— Directive —
Pictures appear in the records below; write out everything else exactly.

(A block of data)
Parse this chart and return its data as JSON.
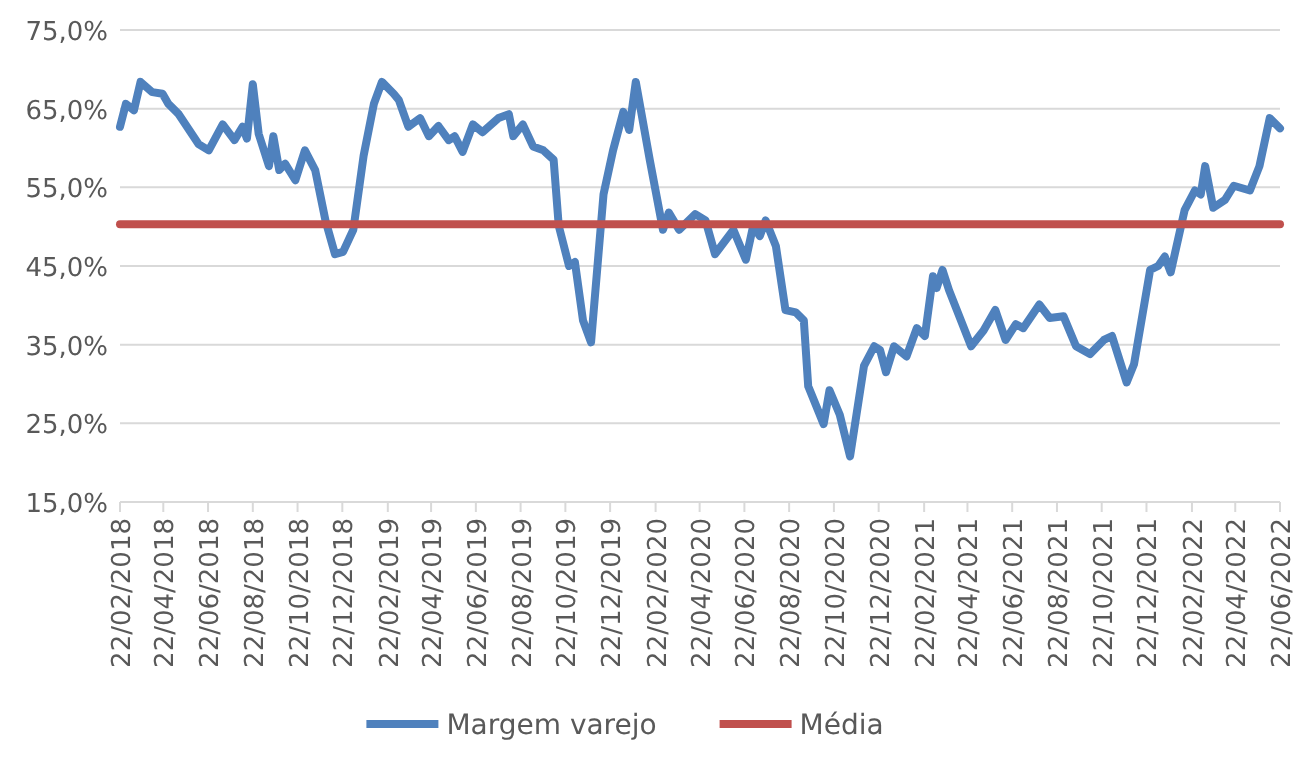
{
  "chart_data": {
    "type": "line",
    "grid": "y",
    "legend": "bottom",
    "line_style": "solid",
    "marker": "none",
    "xlim": [
      "2018-02-22",
      "2022-06-22"
    ],
    "xticks": [
      {
        "value": "2018-02-22",
        "label": "22/02/2018"
      },
      {
        "value": "2018-04-22",
        "label": "22/04/2018"
      },
      {
        "value": "2018-06-22",
        "label": "22/06/2018"
      },
      {
        "value": "2018-08-22",
        "label": "22/08/2018"
      },
      {
        "value": "2018-10-22",
        "label": "22/10/2018"
      },
      {
        "value": "2018-12-22",
        "label": "22/12/2018"
      },
      {
        "value": "2019-02-22",
        "label": "22/02/2019"
      },
      {
        "value": "2019-04-22",
        "label": "22/04/2019"
      },
      {
        "value": "2019-06-22",
        "label": "22/06/2019"
      },
      {
        "value": "2019-08-22",
        "label": "22/08/2019"
      },
      {
        "value": "2019-10-22",
        "label": "22/10/2019"
      },
      {
        "value": "2019-12-22",
        "label": "22/12/2019"
      },
      {
        "value": "2020-02-22",
        "label": "22/02/2020"
      },
      {
        "value": "2020-04-22",
        "label": "22/04/2020"
      },
      {
        "value": "2020-06-22",
        "label": "22/06/2020"
      },
      {
        "value": "2020-08-22",
        "label": "22/08/2020"
      },
      {
        "value": "2020-10-22",
        "label": "22/10/2020"
      },
      {
        "value": "2020-12-22",
        "label": "22/12/2020"
      },
      {
        "value": "2021-02-22",
        "label": "22/02/2021"
      },
      {
        "value": "2021-04-22",
        "label": "22/04/2021"
      },
      {
        "value": "2021-06-22",
        "label": "22/06/2021"
      },
      {
        "value": "2021-08-22",
        "label": "22/08/2021"
      },
      {
        "value": "2021-10-22",
        "label": "22/10/2021"
      },
      {
        "value": "2021-12-22",
        "label": "22/12/2021"
      },
      {
        "value": "2022-02-22",
        "label": "22/02/2022"
      },
      {
        "value": "2022-04-22",
        "label": "22/04/2022"
      },
      {
        "value": "2022-06-22",
        "label": "22/06/2022"
      }
    ],
    "ylim": [
      15,
      75
    ],
    "yticks": [
      {
        "value": 15,
        "label": "15,0%"
      },
      {
        "value": 25,
        "label": "25,0%"
      },
      {
        "value": 35,
        "label": "35,0%"
      },
      {
        "value": 45,
        "label": "45,0%"
      },
      {
        "value": 55,
        "label": "55,0%"
      },
      {
        "value": 65,
        "label": "65,0%"
      },
      {
        "value": 75,
        "label": "75,0%"
      }
    ],
    "series": [
      {
        "name": "Margem varejo",
        "color": "#4f81bd",
        "x": [
          "2018-02-22",
          "2018-03-02",
          "2018-03-13",
          "2018-03-22",
          "2018-04-07",
          "2018-04-21",
          "2018-04-29",
          "2018-05-13",
          "2018-06-09",
          "2018-06-23",
          "2018-07-12",
          "2018-07-28",
          "2018-08-08",
          "2018-08-14",
          "2018-08-22",
          "2018-08-30",
          "2018-09-13",
          "2018-09-19",
          "2018-09-27",
          "2018-10-05",
          "2018-10-19",
          "2018-11-01",
          "2018-11-15",
          "2018-11-29",
          "2018-12-12",
          "2018-12-23",
          "2019-01-06",
          "2019-01-20",
          "2019-02-03",
          "2019-02-14",
          "2019-03-02",
          "2019-03-09",
          "2019-03-22",
          "2019-04-07",
          "2019-04-19",
          "2019-05-02",
          "2019-05-16",
          "2019-05-24",
          "2019-06-04",
          "2019-06-18",
          "2019-07-01",
          "2019-07-23",
          "2019-08-06",
          "2019-08-12",
          "2019-08-25",
          "2019-09-08",
          "2019-09-22",
          "2019-10-06",
          "2019-10-13",
          "2019-10-27",
          "2019-11-04",
          "2019-11-15",
          "2019-11-26",
          "2019-12-13",
          "2019-12-26",
          "2020-01-09",
          "2020-01-17",
          "2020-01-26",
          "2020-02-14",
          "2020-03-03",
          "2020-03-11",
          "2020-03-25",
          "2020-04-16",
          "2020-04-30",
          "2020-05-13",
          "2020-06-07",
          "2020-06-24",
          "2020-07-04",
          "2020-07-13",
          "2020-07-21",
          "2020-08-04",
          "2020-08-17",
          "2020-08-31",
          "2020-09-11",
          "2020-09-17",
          "2020-10-08",
          "2020-10-16",
          "2020-10-30",
          "2020-11-13",
          "2020-12-02",
          "2020-12-16",
          "2020-12-24",
          "2021-01-01",
          "2021-01-12",
          "2021-01-29",
          "2021-02-12",
          "2021-02-23",
          "2021-03-06",
          "2021-03-11",
          "2021-03-19",
          "2021-03-28",
          "2021-04-27",
          "2021-05-14",
          "2021-05-30",
          "2021-06-13",
          "2021-06-27",
          "2021-07-07",
          "2021-07-29",
          "2021-08-12",
          "2021-08-31",
          "2021-09-17",
          "2021-10-06",
          "2021-10-25",
          "2021-11-05",
          "2021-11-25",
          "2021-12-05",
          "2021-12-27",
          "2022-01-07",
          "2022-01-16",
          "2022-01-24",
          "2022-02-12",
          "2022-02-26",
          "2022-03-06",
          "2022-03-12",
          "2022-03-23",
          "2022-04-08",
          "2022-04-20",
          "2022-05-12",
          "2022-05-25",
          "2022-06-08",
          "2022-06-22"
        ],
        "values": [
          62.7,
          65.6,
          64.8,
          68.4,
          67.1,
          66.9,
          65.6,
          64.3,
          60.5,
          59.7,
          63.0,
          61.0,
          62.7,
          61.2,
          68.1,
          61.8,
          57.7,
          61.5,
          57.2,
          58.0,
          55.9,
          59.7,
          57.2,
          50.8,
          46.5,
          46.8,
          49.6,
          59.0,
          65.6,
          68.4,
          66.9,
          66.1,
          62.7,
          63.8,
          61.5,
          62.8,
          61.0,
          61.5,
          59.5,
          63.0,
          62.0,
          63.8,
          64.3,
          61.5,
          63.0,
          60.2,
          59.7,
          58.5,
          50.1,
          45.0,
          45.5,
          38.1,
          35.3,
          54.1,
          59.7,
          64.6,
          62.3,
          68.4,
          58.5,
          49.6,
          51.8,
          49.6,
          51.6,
          50.8,
          46.5,
          49.6,
          45.8,
          50.1,
          48.8,
          50.8,
          47.5,
          39.4,
          39.1,
          38.1,
          29.7,
          24.9,
          29.2,
          26.1,
          20.8,
          32.3,
          34.8,
          34.3,
          31.5,
          34.8,
          33.5,
          37.1,
          36.1,
          43.7,
          42.2,
          44.5,
          41.9,
          34.8,
          36.8,
          39.4,
          35.6,
          37.6,
          37.1,
          40.1,
          38.4,
          38.6,
          34.8,
          33.8,
          35.6,
          36.1,
          30.2,
          32.5,
          44.5,
          45.0,
          46.2,
          44.2,
          52.1,
          54.6,
          54.1,
          57.7,
          52.4,
          53.4,
          55.2,
          54.6,
          57.7,
          63.8,
          62.5
        ]
      },
      {
        "name": "Média",
        "color": "#c0504d",
        "x": [
          "2018-02-22",
          "2022-06-22"
        ],
        "values": [
          50.3,
          50.3
        ]
      }
    ]
  }
}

— Result for this task —
Parse this chart and return its data as JSON.
{
  "chart_data": {
    "type": "line",
    "grid": "y",
    "legend": "bottom",
    "line_style": "solid",
    "marker": "none",
    "xlim": [
      "2018-02-22",
      "2022-06-22"
    ],
    "xticks": [
      {
        "value": "2018-02-22",
        "label": "22/02/2018"
      },
      {
        "value": "2018-04-22",
        "label": "22/04/2018"
      },
      {
        "value": "2018-06-22",
        "label": "22/06/2018"
      },
      {
        "value": "2018-08-22",
        "label": "22/08/2018"
      },
      {
        "value": "2018-10-22",
        "label": "22/10/2018"
      },
      {
        "value": "2018-12-22",
        "label": "22/12/2018"
      },
      {
        "value": "2019-02-22",
        "label": "22/02/2019"
      },
      {
        "value": "2019-04-22",
        "label": "22/04/2019"
      },
      {
        "value": "2019-06-22",
        "label": "22/06/2019"
      },
      {
        "value": "2019-08-22",
        "label": "22/08/2019"
      },
      {
        "value": "2019-10-22",
        "label": "22/10/2019"
      },
      {
        "value": "2019-12-22",
        "label": "22/12/2019"
      },
      {
        "value": "2020-02-22",
        "label": "22/02/2020"
      },
      {
        "value": "2020-04-22",
        "label": "22/04/2020"
      },
      {
        "value": "2020-06-22",
        "label": "22/06/2020"
      },
      {
        "value": "2020-08-22",
        "label": "22/08/2020"
      },
      {
        "value": "2020-10-22",
        "label": "22/10/2020"
      },
      {
        "value": "2020-12-22",
        "label": "22/12/2020"
      },
      {
        "value": "2021-02-22",
        "label": "22/02/2021"
      },
      {
        "value": "2021-04-22",
        "label": "22/04/2021"
      },
      {
        "value": "2021-06-22",
        "label": "22/06/2021"
      },
      {
        "value": "2021-08-22",
        "label": "22/08/2021"
      },
      {
        "value": "2021-10-22",
        "label": "22/10/2021"
      },
      {
        "value": "2021-12-22",
        "label": "22/12/2021"
      },
      {
        "value": "2022-02-22",
        "label": "22/02/2022"
      },
      {
        "value": "2022-04-22",
        "label": "22/04/2022"
      },
      {
        "value": "2022-06-22",
        "label": "22/06/2022"
      }
    ],
    "ylim": [
      15,
      75
    ],
    "yticks": [
      {
        "value": 15,
        "label": "15,0%"
      },
      {
        "value": 25,
        "label": "25,0%"
      },
      {
        "value": 35,
        "label": "35,0%"
      },
      {
        "value": 45,
        "label": "45,0%"
      },
      {
        "value": 55,
        "label": "55,0%"
      },
      {
        "value": 65,
        "label": "65,0%"
      },
      {
        "value": 75,
        "label": "75,0%"
      }
    ],
    "series": [
      {
        "name": "Margem varejo",
        "color": "#4f81bd",
        "x": [
          "2018-02-22",
          "2018-03-02",
          "2018-03-13",
          "2018-03-22",
          "2018-04-07",
          "2018-04-21",
          "2018-04-29",
          "2018-05-13",
          "2018-06-09",
          "2018-06-23",
          "2018-07-12",
          "2018-07-28",
          "2018-08-08",
          "2018-08-14",
          "2018-08-22",
          "2018-08-30",
          "2018-09-13",
          "2018-09-19",
          "2018-09-27",
          "2018-10-05",
          "2018-10-19",
          "2018-11-01",
          "2018-11-15",
          "2018-11-29",
          "2018-12-12",
          "2018-12-23",
          "2019-01-06",
          "2019-01-20",
          "2019-02-03",
          "2019-02-14",
          "2019-03-02",
          "2019-03-09",
          "2019-03-22",
          "2019-04-07",
          "2019-04-19",
          "2019-05-02",
          "2019-05-16",
          "2019-05-24",
          "2019-06-04",
          "2019-06-18",
          "2019-07-01",
          "2019-07-23",
          "2019-08-06",
          "2019-08-12",
          "2019-08-25",
          "2019-09-08",
          "2019-09-22",
          "2019-10-06",
          "2019-10-13",
          "2019-10-27",
          "2019-11-04",
          "2019-11-15",
          "2019-11-26",
          "2019-12-13",
          "2019-12-26",
          "2020-01-09",
          "2020-01-17",
          "2020-01-26",
          "2020-02-14",
          "2020-03-03",
          "2020-03-11",
          "2020-03-25",
          "2020-04-16",
          "2020-04-30",
          "2020-05-13",
          "2020-06-07",
          "2020-06-24",
          "2020-07-04",
          "2020-07-13",
          "2020-07-21",
          "2020-08-04",
          "2020-08-17",
          "2020-08-31",
          "2020-09-11",
          "2020-09-17",
          "2020-10-08",
          "2020-10-16",
          "2020-10-30",
          "2020-11-13",
          "2020-12-02",
          "2020-12-16",
          "2020-12-24",
          "2021-01-01",
          "2021-01-12",
          "2021-01-29",
          "2021-02-12",
          "2021-02-23",
          "2021-03-06",
          "2021-03-11",
          "2021-03-19",
          "2021-03-28",
          "2021-04-27",
          "2021-05-14",
          "2021-05-30",
          "2021-06-13",
          "2021-06-27",
          "2021-07-07",
          "2021-07-29",
          "2021-08-12",
          "2021-08-31",
          "2021-09-17",
          "2021-10-06",
          "2021-10-25",
          "2021-11-05",
          "2021-11-25",
          "2021-12-05",
          "2021-12-27",
          "2022-01-07",
          "2022-01-16",
          "2022-01-24",
          "2022-02-12",
          "2022-02-26",
          "2022-03-06",
          "2022-03-12",
          "2022-03-23",
          "2022-04-08",
          "2022-04-20",
          "2022-05-12",
          "2022-05-25",
          "2022-06-08",
          "2022-06-22"
        ],
        "values": [
          62.7,
          65.6,
          64.8,
          68.4,
          67.1,
          66.9,
          65.6,
          64.3,
          60.5,
          59.7,
          63.0,
          61.0,
          62.7,
          61.2,
          68.1,
          61.8,
          57.7,
          61.5,
          57.2,
          58.0,
          55.9,
          59.7,
          57.2,
          50.8,
          46.5,
          46.8,
          49.6,
          59.0,
          65.6,
          68.4,
          66.9,
          66.1,
          62.7,
          63.8,
          61.5,
          62.8,
          61.0,
          61.5,
          59.5,
          63.0,
          62.0,
          63.8,
          64.3,
          61.5,
          63.0,
          60.2,
          59.7,
          58.5,
          50.1,
          45.0,
          45.5,
          38.1,
          35.3,
          54.1,
          59.7,
          64.6,
          62.3,
          68.4,
          58.5,
          49.6,
          51.8,
          49.6,
          51.6,
          50.8,
          46.5,
          49.6,
          45.8,
          50.1,
          48.8,
          50.8,
          47.5,
          39.4,
          39.1,
          38.1,
          29.7,
          24.9,
          29.2,
          26.1,
          20.8,
          32.3,
          34.8,
          34.3,
          31.5,
          34.8,
          33.5,
          37.1,
          36.1,
          43.7,
          42.2,
          44.5,
          41.9,
          34.8,
          36.8,
          39.4,
          35.6,
          37.6,
          37.1,
          40.1,
          38.4,
          38.6,
          34.8,
          33.8,
          35.6,
          36.1,
          30.2,
          32.5,
          44.5,
          45.0,
          46.2,
          44.2,
          52.1,
          54.6,
          54.1,
          57.7,
          52.4,
          53.4,
          55.2,
          54.6,
          57.7,
          63.8,
          62.5
        ]
      },
      {
        "name": "Média",
        "color": "#c0504d",
        "x": [
          "2018-02-22",
          "2022-06-22"
        ],
        "values": [
          50.3,
          50.3
        ]
      }
    ]
  }
}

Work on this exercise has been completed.